• SET TASK: Print the entries below word for word; the pictures stay out of your copy.

----- RECORDS PROVIDED

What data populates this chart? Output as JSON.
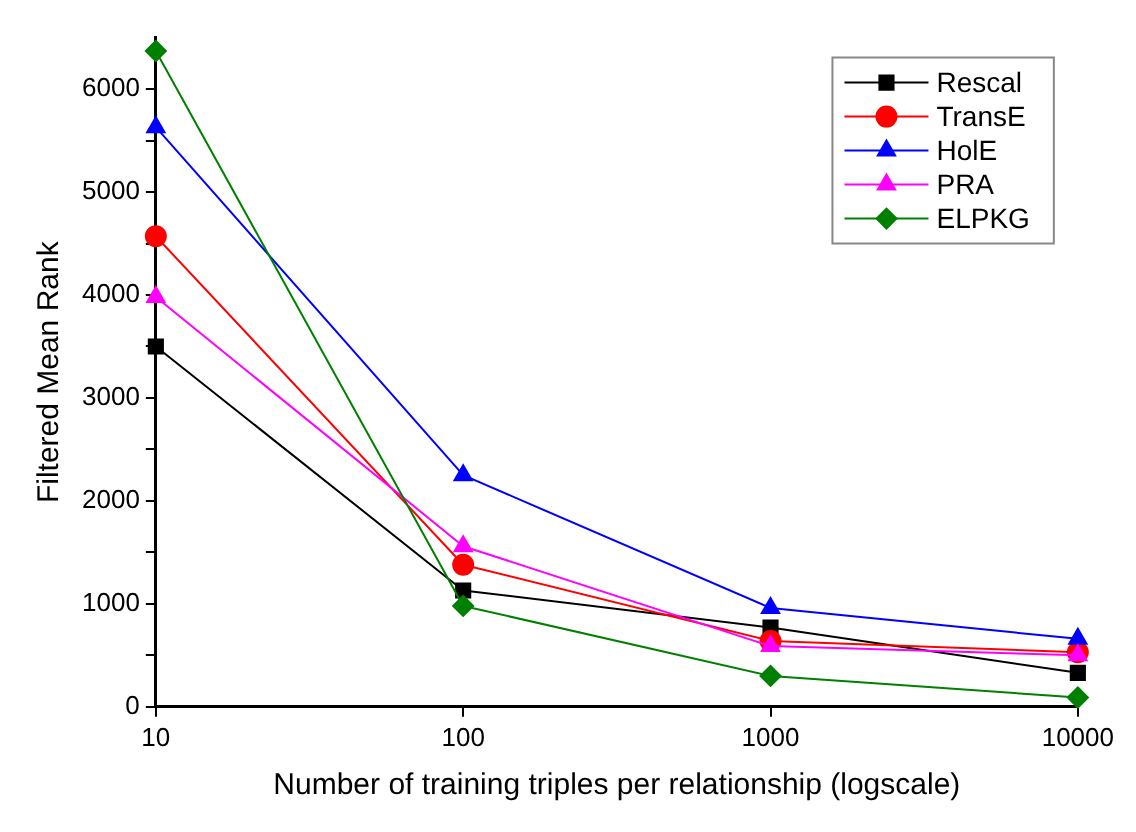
{
  "chart_data": {
    "type": "line",
    "xlabel": "Number of training triples per relationship (logscale)",
    "ylabel": "Filtered Mean Rank",
    "x": [
      10,
      100,
      1000,
      10000
    ],
    "log": "x",
    "xlim": [
      10,
      10000
    ],
    "xticks": [
      10,
      100,
      1000,
      10000
    ],
    "ylim": [
      0,
      6500
    ],
    "yticks": [
      0,
      {
        "value": 500,
        "label": null
      },
      1000,
      {
        "value": 1500,
        "label": null
      },
      2000,
      {
        "value": 2500,
        "label": null
      },
      3000,
      {
        "value": 3500,
        "label": null
      },
      4000,
      {
        "value": 4500,
        "label": null
      },
      5000,
      {
        "value": 5500,
        "label": null
      },
      6000
    ],
    "grid": false,
    "legend": "top right",
    "line_style": "solid",
    "series": [
      {
        "name": "Rescal",
        "color": "#000000",
        "marker": "square",
        "values": [
          3500,
          1130,
          770,
          330
        ]
      },
      {
        "name": "TransE",
        "color": "#ff0000",
        "marker": "circle",
        "values": [
          4570,
          1380,
          640,
          530
        ]
      },
      {
        "name": "HolE",
        "color": "#0000ff",
        "marker": "triangle",
        "values": [
          5630,
          2250,
          960,
          660
        ]
      },
      {
        "name": "PRA",
        "color": "#ff00ff",
        "marker": "triangle",
        "values": [
          3980,
          1560,
          590,
          500
        ]
      },
      {
        "name": "ELPKG",
        "color": "#008000",
        "marker": "diamond",
        "values": [
          6370,
          980,
          300,
          90
        ]
      }
    ]
  }
}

----------

• CORRECT RESPONSE:
What data populates this chart? Output as JSON.
{
  "chart_data": {
    "type": "line",
    "xlabel": "Number of training triples per relationship (logscale)",
    "ylabel": "Filtered Mean Rank",
    "x": [
      10,
      100,
      1000,
      10000
    ],
    "log": "x",
    "xlim": [
      10,
      10000
    ],
    "xticks": [
      10,
      100,
      1000,
      10000
    ],
    "ylim": [
      0,
      6500
    ],
    "yticks": [
      0,
      {
        "value": 500,
        "label": null
      },
      1000,
      {
        "value": 1500,
        "label": null
      },
      2000,
      {
        "value": 2500,
        "label": null
      },
      3000,
      {
        "value": 3500,
        "label": null
      },
      4000,
      {
        "value": 4500,
        "label": null
      },
      5000,
      {
        "value": 5500,
        "label": null
      },
      6000
    ],
    "grid": false,
    "legend": "top right",
    "line_style": "solid",
    "series": [
      {
        "name": "Rescal",
        "color": "#000000",
        "marker": "square",
        "values": [
          3500,
          1130,
          770,
          330
        ]
      },
      {
        "name": "TransE",
        "color": "#ff0000",
        "marker": "circle",
        "values": [
          4570,
          1380,
          640,
          530
        ]
      },
      {
        "name": "HolE",
        "color": "#0000ff",
        "marker": "triangle",
        "values": [
          5630,
          2250,
          960,
          660
        ]
      },
      {
        "name": "PRA",
        "color": "#ff00ff",
        "marker": "triangle",
        "values": [
          3980,
          1560,
          590,
          500
        ]
      },
      {
        "name": "ELPKG",
        "color": "#008000",
        "marker": "diamond",
        "values": [
          6370,
          980,
          300,
          90
        ]
      }
    ]
  }
}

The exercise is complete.